SELECTION -
NEW YORK/DETROIT (Reuters) - The U.S. Environmental Protection Agency on Thursday accused Fiat Chrysler Automobiles NV of illegally using hidden software to allow excess diesel emissions to go undetected, the result of a probe that stemmed from regulators' investigation of rival Volkswagen AG.

FCA shares plummeted as the maximum fine is about $4.6 billion. The EPA action affects 104,000 U.S. trucks and SUVs sold since 2014, about one-sixth the vehicles in the Volkswagen case.

The EPA and California Air Resources Board told Fiat Chrysler it believes its undeclared auxiliary emissions control software allowed vehicles to generate excess pollution in violation of the law and each issued notices of violation.

The U.S. Justice Department is investigating, Fiat Chrysler said Thursday. New York Attorney General Eric Schneiderman said in a statement he is "deeply troubled" by the EPA findings and "will investigate the claims against Fiat Chrysler and stands ready to work with our state and federal partners."

Fiat Chrysler Chief Executive Sergio Marchionne angrily rejected the allegations at a hastily-assembled conference call with reporters, saying there was no wrongdoing and the company never attempted to create software to cheat emissions rules by detecting when the vehicle was in test mode.

WHAT THIS EXERCISE ASKS -
**1.** According to the article on the Fiat Chrysler emissions allegations, how many U.S. trucks and SUVs are affected by the EPA action?
**2.** Summarize the article on the Fiat Chrysler emissions allegations in two sentences.

RAW DATA -
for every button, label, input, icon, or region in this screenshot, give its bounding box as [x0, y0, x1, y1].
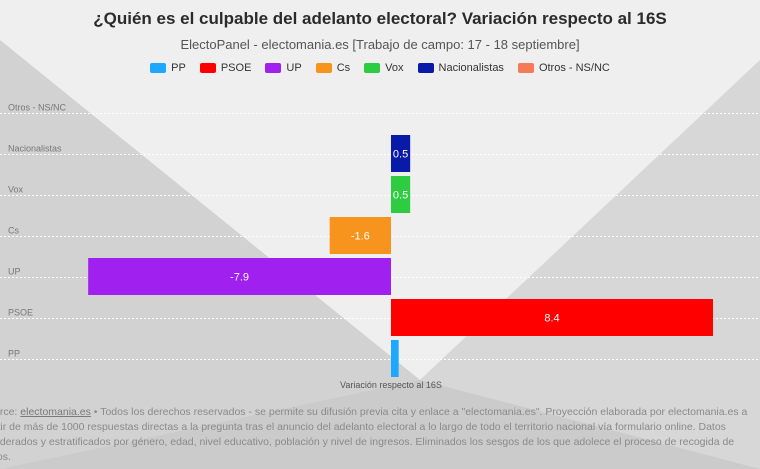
chart-title: ¿Quién es el culpable del adelanto elect… — [93, 9, 667, 28]
data-label: 0.5 — [393, 190, 408, 202]
bar-up[interactable] — [88, 258, 392, 295]
legend-label: Vox — [385, 62, 404, 74]
legend-label: Cs — [336, 62, 351, 74]
footer-line3: nderados y estratificados por género, ed… — [0, 436, 735, 448]
footer-link[interactable]: electomania.es — [20, 406, 91, 418]
data-label: -7.9 — [230, 272, 249, 284]
legend-swatch — [199, 63, 216, 73]
legend-label: PSOE — [220, 62, 252, 74]
legend-item[interactable]: Cs — [315, 62, 351, 74]
category-label: Cs — [8, 226, 19, 236]
legend-item[interactable]: Otros - NS/NC — [517, 62, 610, 74]
legend-swatch — [517, 63, 534, 73]
legend-item[interactable]: PP — [150, 62, 186, 74]
bar-psoe[interactable] — [391, 299, 713, 336]
legend: PP PSOE UP Cs Vox Nacionalistas Otros - NS/NC — [0, 62, 760, 74]
legend-swatch — [315, 63, 332, 73]
legend-item[interactable]: Vox — [364, 62, 404, 74]
legend-swatch — [150, 63, 167, 73]
legend-swatch — [417, 63, 434, 73]
legend-swatch — [265, 63, 282, 73]
legend-item[interactable]: UP — [265, 62, 302, 74]
bar-pp[interactable] — [391, 340, 399, 377]
category-label: UP — [8, 267, 21, 277]
data-label: 0.5 — [393, 149, 408, 161]
category-label: Nacionalistas — [8, 144, 62, 154]
chart-subtitle: ElectoPanel - electomania.es [Trabajo de… — [180, 37, 580, 52]
source-footer: urce: electomania.es • Todos los derecho… — [0, 405, 760, 465]
category-label: Vox — [8, 185, 24, 195]
legend-item[interactable]: PSOE — [199, 62, 252, 74]
bar-chart: Otros - NS/NC Nacionalistas 0.5 Vox 0.5 Cs -1.… — [0, 103, 760, 390]
x-axis-label: Variación respecto al 16S — [340, 380, 442, 390]
legend-label: Otros - NS/NC — [538, 62, 610, 74]
bar-cs[interactable] — [329, 217, 391, 254]
legend-label: UP — [286, 62, 302, 74]
category-label: PSOE — [8, 308, 33, 318]
data-label: -1.6 — [351, 231, 370, 243]
footer-line1: • Todos los derechos reservados - se per… — [90, 406, 748, 418]
category-label: PP — [8, 349, 20, 359]
legend-item[interactable]: Nacionalistas — [417, 62, 504, 74]
bar-nacionalistas[interactable] — [391, 135, 411, 172]
footer-line2: rtir de más de 1000 respuestas directas … — [0, 421, 726, 433]
category-label: Otros - NS/NC — [8, 103, 67, 113]
footer-prefix: urce: — [0, 406, 18, 418]
legend-label: Nacionalistas — [438, 62, 504, 74]
footer-line4: tos. — [0, 451, 11, 463]
bar-vox[interactable] — [391, 176, 411, 213]
data-label: 8.4 — [544, 313, 559, 325]
legend-label: PP — [171, 62, 186, 74]
legend-swatch — [364, 63, 381, 73]
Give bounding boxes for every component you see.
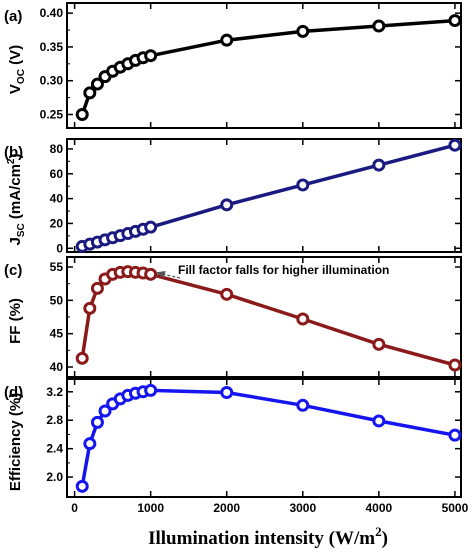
x-tick-label: 4000 xyxy=(366,501,393,515)
panel-3: 2.0 2.4 2.8 3.2 0 1000 2000 3000 4000 5000 (d)Effi… xyxy=(4,378,469,515)
data-point xyxy=(75,351,89,365)
data-point xyxy=(372,337,386,351)
data-point xyxy=(144,267,158,281)
y-axis-label-main: J xyxy=(7,237,24,245)
series-line xyxy=(80,18,456,116)
y-axis-label: JSC (mA/cm2) xyxy=(6,154,27,246)
panel-frame xyxy=(66,138,462,253)
y-axis-label-unit: (V) xyxy=(7,45,24,69)
x-tick-label: 1000 xyxy=(137,501,164,515)
y-tick-label: 0.30 xyxy=(40,74,64,88)
data-point xyxy=(83,86,97,100)
panel-0: 0.25 0.30 0.35 0.40 (a) VOC (V) xyxy=(4,2,462,129)
y-tick-label: 2.0 xyxy=(46,470,63,484)
x-tick-label: 0 xyxy=(71,501,78,515)
x-tick-label: 2000 xyxy=(213,501,240,515)
data-point xyxy=(448,14,462,28)
y-tick-label: 80 xyxy=(50,142,64,156)
y-tick-label: 0 xyxy=(56,241,63,255)
y-tick-label: 0.35 xyxy=(40,40,64,54)
y-tick-label: 60 xyxy=(50,167,64,181)
data-point xyxy=(220,198,234,212)
panel-frame xyxy=(66,378,462,498)
panel-label: (a) xyxy=(4,8,22,25)
y-tick-label: 50 xyxy=(50,293,64,307)
data-point xyxy=(220,287,234,301)
data-point xyxy=(448,428,462,442)
panel-2: 40 45 50 55 (c) FF (%) Fill factor falls for h… xyxy=(4,256,462,378)
x-axis-label-sup: 2 xyxy=(375,524,382,539)
y-tick-label: 40 xyxy=(50,360,64,374)
data-point xyxy=(144,220,158,234)
data-point xyxy=(296,312,310,326)
data-point xyxy=(75,479,89,493)
data-point xyxy=(144,383,158,397)
y-tick-label: 2.4 xyxy=(46,442,63,456)
panel-frame xyxy=(66,2,462,129)
data-point xyxy=(448,138,462,152)
data-point xyxy=(372,158,386,172)
x-axis-label: Illumination intensity (W/m2) xyxy=(148,524,388,549)
panel-label: (c) xyxy=(4,262,22,279)
panel-label: (d) xyxy=(4,384,23,401)
y-tick-label: 55 xyxy=(50,260,64,274)
data-point xyxy=(90,281,104,295)
data-point xyxy=(90,77,104,91)
data-point xyxy=(372,414,386,428)
data-point xyxy=(448,358,462,372)
x-axis-label-close: ) xyxy=(382,528,388,549)
y-axis-label-close: ) xyxy=(7,154,24,159)
y-axis-label-main: V xyxy=(7,84,24,94)
y-axis-label-main: Efficiency (%) xyxy=(7,393,24,491)
y-tick-label: 20 xyxy=(50,216,64,230)
y-tick-label: 45 xyxy=(50,327,64,341)
y-axis-label: VOC (V) xyxy=(7,45,27,94)
y-tick-label: 2.8 xyxy=(46,413,63,427)
data-point xyxy=(144,49,158,63)
panels: 0.250.300.350.40(a)VOC (V)020406080(b)JS… xyxy=(4,2,469,515)
data-point xyxy=(220,386,234,400)
y-tick-label: 40 xyxy=(50,192,64,206)
data-point xyxy=(90,415,104,429)
data-point xyxy=(83,301,97,315)
data-point xyxy=(296,398,310,412)
annotation-arrow xyxy=(155,271,181,279)
y-tick-label: 0.25 xyxy=(40,107,64,121)
y-axis-label-unit: (mA/cm xyxy=(7,164,24,223)
data-point xyxy=(75,107,89,121)
data-point xyxy=(372,19,386,33)
data-point xyxy=(296,24,310,38)
annotation-text: Fill factor falls for higher illuminatio… xyxy=(178,263,389,277)
y-axis-label-main: FF (%) xyxy=(7,298,24,344)
y-tick-label: 0.40 xyxy=(40,6,64,20)
x-axis-label-main: Illumination intensity (W/m xyxy=(148,528,375,549)
series-line xyxy=(80,269,456,367)
data-point xyxy=(296,178,310,192)
y-axis-label: FF (%) xyxy=(7,298,24,344)
panel-label: (b) xyxy=(4,144,23,161)
series-line xyxy=(80,388,456,487)
data-point xyxy=(220,33,234,47)
y-axis-label-sub: OC xyxy=(16,69,27,84)
data-point xyxy=(83,437,97,451)
y-axis-label: Efficiency (%) xyxy=(7,393,24,491)
y-axis-label-sup: 2 xyxy=(6,158,17,164)
data-point xyxy=(98,404,112,418)
y-axis-label-sub: SC xyxy=(16,223,27,237)
x-tick-label: 5000 xyxy=(442,501,469,515)
y-tick-label: 3.2 xyxy=(46,385,63,399)
x-tick-label: 3000 xyxy=(289,501,316,515)
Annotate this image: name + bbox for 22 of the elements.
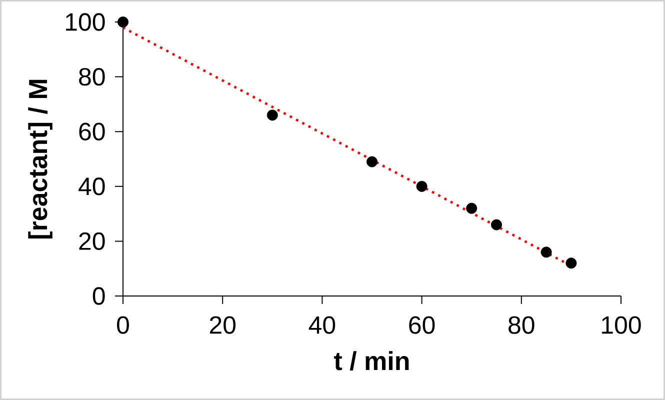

SOLUTIONS TO EACH TASK -
**1.** About 104,000 trucks and SUVs sold since 2014.

**2.** The U.S. Environmental Protection Agency accused Fiat Chrysler of illegally using hidden software that let excess diesel emissions go undetected in 104,000 U.S. trucks and SUVs sold since 2014, with a maximum fine of about $4.6 billion. The Justice Department is investigating and New York's attorney general plans to investigate, while Chief Executive Sergio Marchionne angrily denied any wrongdoing.